Re: disklabel differences FreeBSD, DragonFly



Mike Meyer wrote:

A further reason to separate partitions is that dump works at the level of a partition. Different partitions may have very different backup requirements, and for those of us without huge tape drives, partitioning to a size that can be dumped on one tape makes life easier.


That's one of the technical reasons I mentioned in the part you
didn't quote.


To my mind, it only takes *one* technical reason. If I need multiple partitions to make backups easy, then arguments about log files are irrelevant :-)



If you're going to count 1, 2, many, then we already have "many"
partitions, and don't need more. Once you get into finer distinctions
of "many", you need to figure out which reasons are actually valid,
and which are spurious, so you can pick from among those manys.



I have no real idea what this means, sorry. It seems to me that whoever made the initial decision to stop at 8 (size of an integer?) clearly thought counting past 2 was worthwhile. Maybe the original reasons no longer apply since quite a lot has changed since then :-)

Well, there are always special cases. But hardware is so cheap these
days, I'm used to fine-tuning the *system*, not just the partition.
If something is so critical that it needs it's own partition, it's
probably so critical that it needs it's own system as well. In fact,
most of the thing I work on these days are so critical that they need
several systems, half of them at a second site with automatic failover
between them.

YOUR TASK: In the thread on disklabel differences, why does the point quoted from Mike Meyer say separate partitions make backups easier? Answer in one to three sentences.

DATA UNDER STUDY:
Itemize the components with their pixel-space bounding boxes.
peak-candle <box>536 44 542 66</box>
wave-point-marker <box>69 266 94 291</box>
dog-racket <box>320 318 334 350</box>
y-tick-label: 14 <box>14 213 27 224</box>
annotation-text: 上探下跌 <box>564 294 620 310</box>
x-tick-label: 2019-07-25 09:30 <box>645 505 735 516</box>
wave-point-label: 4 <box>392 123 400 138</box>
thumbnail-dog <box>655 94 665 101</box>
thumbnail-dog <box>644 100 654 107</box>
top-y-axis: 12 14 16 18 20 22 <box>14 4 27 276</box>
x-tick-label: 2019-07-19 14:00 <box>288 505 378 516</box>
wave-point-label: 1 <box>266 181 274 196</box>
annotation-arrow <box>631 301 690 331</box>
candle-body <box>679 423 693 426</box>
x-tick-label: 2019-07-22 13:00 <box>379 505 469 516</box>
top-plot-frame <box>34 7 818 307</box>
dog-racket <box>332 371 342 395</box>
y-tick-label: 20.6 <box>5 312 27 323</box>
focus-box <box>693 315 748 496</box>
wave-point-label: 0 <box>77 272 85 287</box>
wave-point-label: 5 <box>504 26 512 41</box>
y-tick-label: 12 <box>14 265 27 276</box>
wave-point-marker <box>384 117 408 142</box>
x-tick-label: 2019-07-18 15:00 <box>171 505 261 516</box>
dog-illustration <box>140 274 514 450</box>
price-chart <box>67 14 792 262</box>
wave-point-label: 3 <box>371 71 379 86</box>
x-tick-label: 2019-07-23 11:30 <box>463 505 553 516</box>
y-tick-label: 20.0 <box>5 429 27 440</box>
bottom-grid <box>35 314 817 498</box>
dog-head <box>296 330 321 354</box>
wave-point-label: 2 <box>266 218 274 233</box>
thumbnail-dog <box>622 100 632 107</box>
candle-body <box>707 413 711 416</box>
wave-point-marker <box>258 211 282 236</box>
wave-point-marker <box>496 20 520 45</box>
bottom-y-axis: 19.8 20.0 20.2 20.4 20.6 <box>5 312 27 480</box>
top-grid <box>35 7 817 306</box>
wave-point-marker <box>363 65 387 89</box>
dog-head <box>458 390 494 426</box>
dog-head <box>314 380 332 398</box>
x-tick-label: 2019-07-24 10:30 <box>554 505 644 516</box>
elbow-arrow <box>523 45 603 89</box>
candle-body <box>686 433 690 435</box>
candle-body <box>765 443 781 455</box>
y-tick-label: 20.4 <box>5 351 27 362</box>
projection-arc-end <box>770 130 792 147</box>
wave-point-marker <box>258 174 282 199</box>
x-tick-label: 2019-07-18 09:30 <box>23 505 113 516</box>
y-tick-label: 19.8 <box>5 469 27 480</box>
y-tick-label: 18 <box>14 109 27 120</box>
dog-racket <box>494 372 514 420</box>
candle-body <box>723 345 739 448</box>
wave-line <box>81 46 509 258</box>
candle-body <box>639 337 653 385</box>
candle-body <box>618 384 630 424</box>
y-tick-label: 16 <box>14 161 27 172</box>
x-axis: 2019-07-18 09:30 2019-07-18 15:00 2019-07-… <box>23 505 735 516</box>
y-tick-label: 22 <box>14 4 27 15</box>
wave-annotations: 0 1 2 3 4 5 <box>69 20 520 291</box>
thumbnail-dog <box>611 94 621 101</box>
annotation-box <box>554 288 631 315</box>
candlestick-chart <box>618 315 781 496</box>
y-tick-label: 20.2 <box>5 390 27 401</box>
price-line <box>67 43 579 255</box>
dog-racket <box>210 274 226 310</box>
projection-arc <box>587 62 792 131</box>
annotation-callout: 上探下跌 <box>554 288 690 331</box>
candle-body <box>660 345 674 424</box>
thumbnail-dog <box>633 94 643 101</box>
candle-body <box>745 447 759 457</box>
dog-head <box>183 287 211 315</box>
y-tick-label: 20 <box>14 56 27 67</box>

RESULT: The dump tool works one partition at a time, and different partitions may have very different backup requirements. For anyone without a huge tape drive, making each partition small enough to dump onto a single tape makes life easier.